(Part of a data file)
┄┄┄┄┄┄┄┄┄┄

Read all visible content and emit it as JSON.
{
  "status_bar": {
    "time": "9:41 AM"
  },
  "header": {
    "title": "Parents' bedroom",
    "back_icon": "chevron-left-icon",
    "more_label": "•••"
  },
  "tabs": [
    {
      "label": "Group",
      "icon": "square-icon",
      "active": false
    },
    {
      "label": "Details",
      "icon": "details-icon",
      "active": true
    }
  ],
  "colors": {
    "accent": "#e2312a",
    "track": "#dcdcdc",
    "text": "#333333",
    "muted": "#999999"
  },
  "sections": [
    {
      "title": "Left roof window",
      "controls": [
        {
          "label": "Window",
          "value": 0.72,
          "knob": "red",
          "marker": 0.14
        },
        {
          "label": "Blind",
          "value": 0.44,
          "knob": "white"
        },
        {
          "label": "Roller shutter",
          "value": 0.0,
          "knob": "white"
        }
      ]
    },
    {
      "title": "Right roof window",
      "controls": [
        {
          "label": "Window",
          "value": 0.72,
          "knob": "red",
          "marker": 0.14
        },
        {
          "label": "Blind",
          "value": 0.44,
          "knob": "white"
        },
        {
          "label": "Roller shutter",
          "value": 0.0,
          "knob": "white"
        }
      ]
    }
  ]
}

┄┄┄┄┄┄┄┄┄┄

Extract every line above that contains the word "title".

ANSWER TO THIS EXERCISE:
    "title": "Parents' bedroom",
      "title": "Left roof window",
      "title": "Right roof window",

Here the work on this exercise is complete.